§ DATA SUPPLIED:

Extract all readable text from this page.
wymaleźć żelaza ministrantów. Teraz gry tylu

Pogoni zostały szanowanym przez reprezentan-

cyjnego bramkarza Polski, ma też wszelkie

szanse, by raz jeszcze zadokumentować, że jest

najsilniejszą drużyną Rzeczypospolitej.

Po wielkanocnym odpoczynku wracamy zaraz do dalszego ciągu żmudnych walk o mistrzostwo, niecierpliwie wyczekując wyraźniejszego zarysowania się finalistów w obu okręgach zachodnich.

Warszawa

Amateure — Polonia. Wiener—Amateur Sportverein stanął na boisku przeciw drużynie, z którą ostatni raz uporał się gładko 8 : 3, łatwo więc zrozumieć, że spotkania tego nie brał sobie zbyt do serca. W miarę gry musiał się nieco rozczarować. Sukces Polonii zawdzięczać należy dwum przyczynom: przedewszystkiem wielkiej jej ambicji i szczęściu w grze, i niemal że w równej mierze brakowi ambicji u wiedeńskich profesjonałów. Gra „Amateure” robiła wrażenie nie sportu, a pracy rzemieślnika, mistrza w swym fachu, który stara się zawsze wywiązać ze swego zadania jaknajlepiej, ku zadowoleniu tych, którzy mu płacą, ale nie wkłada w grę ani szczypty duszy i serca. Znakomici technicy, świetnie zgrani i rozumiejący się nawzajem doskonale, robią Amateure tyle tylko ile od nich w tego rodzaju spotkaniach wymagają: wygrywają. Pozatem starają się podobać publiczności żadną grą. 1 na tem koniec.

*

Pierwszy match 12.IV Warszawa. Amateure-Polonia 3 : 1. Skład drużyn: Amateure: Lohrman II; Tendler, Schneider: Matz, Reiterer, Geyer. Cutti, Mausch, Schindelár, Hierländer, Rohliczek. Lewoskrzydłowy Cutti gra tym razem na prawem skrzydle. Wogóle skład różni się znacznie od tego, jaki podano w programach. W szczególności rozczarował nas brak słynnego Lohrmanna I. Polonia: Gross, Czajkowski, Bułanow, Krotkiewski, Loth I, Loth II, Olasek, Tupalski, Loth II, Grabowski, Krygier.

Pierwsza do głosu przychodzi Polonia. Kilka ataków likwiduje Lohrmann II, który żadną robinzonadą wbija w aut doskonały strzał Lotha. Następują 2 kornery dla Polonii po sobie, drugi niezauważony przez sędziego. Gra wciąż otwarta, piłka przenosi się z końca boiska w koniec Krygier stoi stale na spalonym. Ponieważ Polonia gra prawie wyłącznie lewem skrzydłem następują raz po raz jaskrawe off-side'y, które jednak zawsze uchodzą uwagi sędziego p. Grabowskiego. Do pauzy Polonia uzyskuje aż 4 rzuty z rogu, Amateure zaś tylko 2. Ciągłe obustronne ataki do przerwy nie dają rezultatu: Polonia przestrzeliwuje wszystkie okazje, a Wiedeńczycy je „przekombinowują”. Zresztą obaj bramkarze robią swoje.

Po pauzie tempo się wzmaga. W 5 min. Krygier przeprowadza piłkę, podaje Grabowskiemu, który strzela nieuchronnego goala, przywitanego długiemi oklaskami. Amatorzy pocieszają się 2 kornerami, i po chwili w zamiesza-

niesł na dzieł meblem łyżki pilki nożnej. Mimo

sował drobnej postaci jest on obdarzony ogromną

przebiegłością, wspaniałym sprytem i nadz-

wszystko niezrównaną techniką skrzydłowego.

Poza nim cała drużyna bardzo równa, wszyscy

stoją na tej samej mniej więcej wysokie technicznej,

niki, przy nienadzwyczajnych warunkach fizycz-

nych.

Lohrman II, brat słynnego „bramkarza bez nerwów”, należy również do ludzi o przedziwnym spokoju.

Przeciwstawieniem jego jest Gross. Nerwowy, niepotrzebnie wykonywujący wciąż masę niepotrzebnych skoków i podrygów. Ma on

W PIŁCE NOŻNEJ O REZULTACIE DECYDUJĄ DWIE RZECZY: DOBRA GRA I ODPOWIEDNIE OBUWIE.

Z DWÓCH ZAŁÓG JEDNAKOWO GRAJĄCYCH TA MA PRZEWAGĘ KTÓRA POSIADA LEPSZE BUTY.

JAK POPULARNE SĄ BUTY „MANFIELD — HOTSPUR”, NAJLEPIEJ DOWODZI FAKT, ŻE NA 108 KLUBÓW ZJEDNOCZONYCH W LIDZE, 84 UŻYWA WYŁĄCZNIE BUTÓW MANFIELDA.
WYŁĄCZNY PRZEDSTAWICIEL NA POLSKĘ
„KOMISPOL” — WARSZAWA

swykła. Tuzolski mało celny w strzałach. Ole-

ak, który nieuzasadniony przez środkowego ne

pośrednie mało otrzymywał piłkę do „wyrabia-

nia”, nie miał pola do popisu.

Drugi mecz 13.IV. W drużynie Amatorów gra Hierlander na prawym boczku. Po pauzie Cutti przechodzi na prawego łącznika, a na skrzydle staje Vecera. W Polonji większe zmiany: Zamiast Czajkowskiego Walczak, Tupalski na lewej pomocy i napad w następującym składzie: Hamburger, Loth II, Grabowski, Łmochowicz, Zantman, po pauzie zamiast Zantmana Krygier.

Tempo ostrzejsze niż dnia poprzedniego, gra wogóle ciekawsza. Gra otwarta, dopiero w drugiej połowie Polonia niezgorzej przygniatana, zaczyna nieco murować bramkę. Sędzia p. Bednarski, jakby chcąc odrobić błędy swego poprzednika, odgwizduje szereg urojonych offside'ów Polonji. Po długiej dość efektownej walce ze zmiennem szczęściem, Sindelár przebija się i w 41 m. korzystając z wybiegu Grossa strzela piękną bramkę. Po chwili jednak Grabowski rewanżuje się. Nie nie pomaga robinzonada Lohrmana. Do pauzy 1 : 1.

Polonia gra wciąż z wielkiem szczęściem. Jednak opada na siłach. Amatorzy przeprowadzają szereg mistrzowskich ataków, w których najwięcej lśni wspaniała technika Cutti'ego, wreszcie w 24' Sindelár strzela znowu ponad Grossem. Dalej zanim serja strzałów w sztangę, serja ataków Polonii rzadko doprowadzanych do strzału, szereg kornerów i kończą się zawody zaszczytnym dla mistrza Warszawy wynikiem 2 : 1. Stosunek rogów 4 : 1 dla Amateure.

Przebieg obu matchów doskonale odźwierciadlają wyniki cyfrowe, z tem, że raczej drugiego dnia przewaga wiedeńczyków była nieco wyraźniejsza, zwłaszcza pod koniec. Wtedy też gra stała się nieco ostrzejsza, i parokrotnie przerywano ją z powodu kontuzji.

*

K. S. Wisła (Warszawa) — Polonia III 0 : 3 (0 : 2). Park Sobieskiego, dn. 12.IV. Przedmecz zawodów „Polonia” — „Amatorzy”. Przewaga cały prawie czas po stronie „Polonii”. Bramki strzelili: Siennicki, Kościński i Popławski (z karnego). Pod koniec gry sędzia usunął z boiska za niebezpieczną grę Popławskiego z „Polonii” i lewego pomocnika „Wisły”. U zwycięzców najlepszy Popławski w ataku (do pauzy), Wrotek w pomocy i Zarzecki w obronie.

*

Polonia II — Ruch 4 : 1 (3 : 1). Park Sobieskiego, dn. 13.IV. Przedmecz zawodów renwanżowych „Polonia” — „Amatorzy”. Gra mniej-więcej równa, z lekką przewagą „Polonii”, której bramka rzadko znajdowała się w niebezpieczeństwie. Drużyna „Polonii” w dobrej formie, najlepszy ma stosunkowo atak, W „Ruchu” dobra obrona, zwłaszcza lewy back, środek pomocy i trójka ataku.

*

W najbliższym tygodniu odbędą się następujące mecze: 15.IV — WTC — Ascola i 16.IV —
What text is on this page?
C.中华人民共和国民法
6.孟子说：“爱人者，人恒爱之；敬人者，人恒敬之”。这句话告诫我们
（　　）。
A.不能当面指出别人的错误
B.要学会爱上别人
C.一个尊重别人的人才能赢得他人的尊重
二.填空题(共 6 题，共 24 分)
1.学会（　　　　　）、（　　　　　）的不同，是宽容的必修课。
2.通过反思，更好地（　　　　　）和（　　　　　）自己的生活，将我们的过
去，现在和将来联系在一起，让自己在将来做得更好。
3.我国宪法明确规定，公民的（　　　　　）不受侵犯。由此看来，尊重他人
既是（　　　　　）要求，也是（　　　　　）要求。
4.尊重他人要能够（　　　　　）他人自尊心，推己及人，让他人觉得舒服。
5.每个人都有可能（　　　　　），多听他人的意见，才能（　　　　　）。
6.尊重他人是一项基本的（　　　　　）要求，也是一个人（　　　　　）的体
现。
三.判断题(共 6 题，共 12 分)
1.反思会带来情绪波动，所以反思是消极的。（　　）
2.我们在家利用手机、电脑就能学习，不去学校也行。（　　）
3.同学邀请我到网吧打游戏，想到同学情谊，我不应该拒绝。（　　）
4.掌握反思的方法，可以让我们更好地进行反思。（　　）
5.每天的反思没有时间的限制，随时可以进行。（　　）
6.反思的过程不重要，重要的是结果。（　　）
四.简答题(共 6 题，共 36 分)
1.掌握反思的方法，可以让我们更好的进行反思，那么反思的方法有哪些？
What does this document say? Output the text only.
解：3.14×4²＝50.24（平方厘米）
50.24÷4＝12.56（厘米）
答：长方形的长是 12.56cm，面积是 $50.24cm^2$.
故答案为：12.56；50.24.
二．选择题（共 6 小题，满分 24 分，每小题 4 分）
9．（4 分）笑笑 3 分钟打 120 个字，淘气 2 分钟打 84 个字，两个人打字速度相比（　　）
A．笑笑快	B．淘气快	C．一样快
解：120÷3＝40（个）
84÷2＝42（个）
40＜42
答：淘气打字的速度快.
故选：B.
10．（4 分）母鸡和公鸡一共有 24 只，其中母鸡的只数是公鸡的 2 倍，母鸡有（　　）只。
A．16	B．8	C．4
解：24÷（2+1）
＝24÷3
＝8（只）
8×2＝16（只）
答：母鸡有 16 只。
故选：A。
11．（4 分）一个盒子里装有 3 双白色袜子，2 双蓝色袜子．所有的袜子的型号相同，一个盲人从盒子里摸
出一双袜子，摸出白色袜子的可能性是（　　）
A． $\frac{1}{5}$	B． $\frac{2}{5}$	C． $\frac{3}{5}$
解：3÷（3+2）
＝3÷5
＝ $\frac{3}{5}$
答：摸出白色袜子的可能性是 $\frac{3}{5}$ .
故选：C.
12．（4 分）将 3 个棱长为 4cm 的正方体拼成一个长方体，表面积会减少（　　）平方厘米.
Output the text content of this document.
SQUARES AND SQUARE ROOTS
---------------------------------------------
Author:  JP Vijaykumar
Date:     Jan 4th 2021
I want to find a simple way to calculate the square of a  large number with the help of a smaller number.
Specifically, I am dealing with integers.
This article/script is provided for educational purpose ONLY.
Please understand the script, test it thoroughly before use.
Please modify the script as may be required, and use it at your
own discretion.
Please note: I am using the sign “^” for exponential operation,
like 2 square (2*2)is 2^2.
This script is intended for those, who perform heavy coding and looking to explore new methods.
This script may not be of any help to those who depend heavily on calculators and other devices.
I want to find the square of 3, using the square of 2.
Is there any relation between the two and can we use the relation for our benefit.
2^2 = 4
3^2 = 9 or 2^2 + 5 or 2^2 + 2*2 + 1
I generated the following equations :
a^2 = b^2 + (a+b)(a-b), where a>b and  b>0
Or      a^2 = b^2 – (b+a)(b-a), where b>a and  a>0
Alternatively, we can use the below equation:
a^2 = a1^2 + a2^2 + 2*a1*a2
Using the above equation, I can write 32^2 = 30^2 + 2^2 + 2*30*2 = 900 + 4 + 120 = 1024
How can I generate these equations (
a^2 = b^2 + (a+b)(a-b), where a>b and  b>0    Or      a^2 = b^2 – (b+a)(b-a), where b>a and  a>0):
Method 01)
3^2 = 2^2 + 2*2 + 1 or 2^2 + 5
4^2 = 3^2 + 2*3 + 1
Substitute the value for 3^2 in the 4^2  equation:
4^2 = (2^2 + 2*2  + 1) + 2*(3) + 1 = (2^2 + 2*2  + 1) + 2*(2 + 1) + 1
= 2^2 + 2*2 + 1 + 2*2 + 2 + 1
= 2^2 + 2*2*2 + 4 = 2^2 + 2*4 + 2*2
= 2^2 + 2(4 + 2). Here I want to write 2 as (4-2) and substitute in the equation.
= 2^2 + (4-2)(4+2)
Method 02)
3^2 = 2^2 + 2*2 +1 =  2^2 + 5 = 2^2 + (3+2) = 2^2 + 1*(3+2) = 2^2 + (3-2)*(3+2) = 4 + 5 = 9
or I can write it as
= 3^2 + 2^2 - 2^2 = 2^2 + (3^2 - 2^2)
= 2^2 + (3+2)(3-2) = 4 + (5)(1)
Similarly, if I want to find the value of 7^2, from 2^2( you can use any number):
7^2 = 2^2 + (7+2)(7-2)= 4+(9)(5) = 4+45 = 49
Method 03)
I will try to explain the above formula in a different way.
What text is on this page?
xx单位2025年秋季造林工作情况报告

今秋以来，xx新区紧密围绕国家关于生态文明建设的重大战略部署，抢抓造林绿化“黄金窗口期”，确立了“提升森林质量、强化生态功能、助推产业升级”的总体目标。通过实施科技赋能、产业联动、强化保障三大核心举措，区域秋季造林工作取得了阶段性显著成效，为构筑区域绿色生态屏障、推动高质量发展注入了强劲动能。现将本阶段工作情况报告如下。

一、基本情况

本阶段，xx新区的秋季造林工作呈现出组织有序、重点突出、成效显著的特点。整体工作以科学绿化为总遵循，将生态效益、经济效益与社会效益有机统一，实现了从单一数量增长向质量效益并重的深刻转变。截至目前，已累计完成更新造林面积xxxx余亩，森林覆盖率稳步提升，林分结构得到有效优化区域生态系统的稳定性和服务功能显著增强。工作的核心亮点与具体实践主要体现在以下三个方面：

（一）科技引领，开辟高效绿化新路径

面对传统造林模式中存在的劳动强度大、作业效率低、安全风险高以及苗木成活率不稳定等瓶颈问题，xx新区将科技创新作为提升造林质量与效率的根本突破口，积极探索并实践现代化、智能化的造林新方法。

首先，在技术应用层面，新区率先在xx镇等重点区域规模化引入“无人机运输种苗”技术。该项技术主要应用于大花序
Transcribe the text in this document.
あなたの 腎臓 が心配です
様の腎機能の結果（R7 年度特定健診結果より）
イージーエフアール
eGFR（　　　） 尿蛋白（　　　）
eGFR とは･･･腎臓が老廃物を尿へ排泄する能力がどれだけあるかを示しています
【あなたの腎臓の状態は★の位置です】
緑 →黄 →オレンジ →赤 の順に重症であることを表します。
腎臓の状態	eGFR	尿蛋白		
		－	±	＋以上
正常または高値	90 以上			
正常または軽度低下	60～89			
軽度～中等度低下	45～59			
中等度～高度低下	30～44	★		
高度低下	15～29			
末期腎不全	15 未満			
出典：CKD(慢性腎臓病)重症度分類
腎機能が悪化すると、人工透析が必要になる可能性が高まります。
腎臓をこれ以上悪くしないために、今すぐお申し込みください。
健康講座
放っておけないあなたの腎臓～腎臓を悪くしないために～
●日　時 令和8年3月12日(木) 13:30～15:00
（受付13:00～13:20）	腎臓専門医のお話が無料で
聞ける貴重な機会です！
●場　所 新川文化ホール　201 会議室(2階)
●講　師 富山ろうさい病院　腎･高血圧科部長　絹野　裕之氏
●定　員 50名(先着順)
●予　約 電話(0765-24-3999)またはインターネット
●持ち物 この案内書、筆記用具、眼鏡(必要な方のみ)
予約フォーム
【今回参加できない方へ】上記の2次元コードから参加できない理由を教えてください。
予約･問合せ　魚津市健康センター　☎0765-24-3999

§ WHAT IS ASKED: Return exactly the lines of the data, and only those, from the line with "Transcribe the text in this document." through the last line, inclusive.

§ TASK SOLUTION:
Transcribe the text in this document.
あなたの 腎臓 が心配です
様の腎機能の結果（R7 年度特定健診結果より）
イージーエフアール
eGFR（　　　） 尿蛋白（　　　）
eGFR とは･･･腎臓が老廃物を尿へ排泄する能力がどれだけあるかを示しています
【あなたの腎臓の状態は★の位置です】
緑 →黄 →オレンジ →赤 の順に重症であることを表します。
腎臓の状態	eGFR	尿蛋白		
		－	±	＋以上
正常または高値	90 以上			
正常または軽度低下	60～89			
軽度～中等度低下	45～59			
中等度～高度低下	30～44	★		
高度低下	15～29			
末期腎不全	15 未満			
出典：CKD(慢性腎臓病)重症度分類
腎機能が悪化すると、人工透析が必要になる可能性が高まります。
腎臓をこれ以上悪くしないために、今すぐお申し込みください。
健康講座
放っておけないあなたの腎臓～腎臓を悪くしないために～
●日　時 令和8年3月12日(木) 13:30～15:00
（受付13:00～13:20）	腎臓専門医のお話が無料で
聞ける貴重な機会です！
●場　所 新川文化ホール　201 会議室(2階)
●講　師 富山ろうさい病院　腎･高血圧科部長　絹野　裕之氏
●定　員 50名(先着順)
●予　約 電話(0765-24-3999)またはインターネット
●持ち物 この案内書、筆記用具、眼鏡(必要な方のみ)
予約フォーム
【今回参加できない方へ】上記の2次元コードから参加できない理由を教えてください。
予約･問合せ　魚津市健康センター　☎0765-24-3999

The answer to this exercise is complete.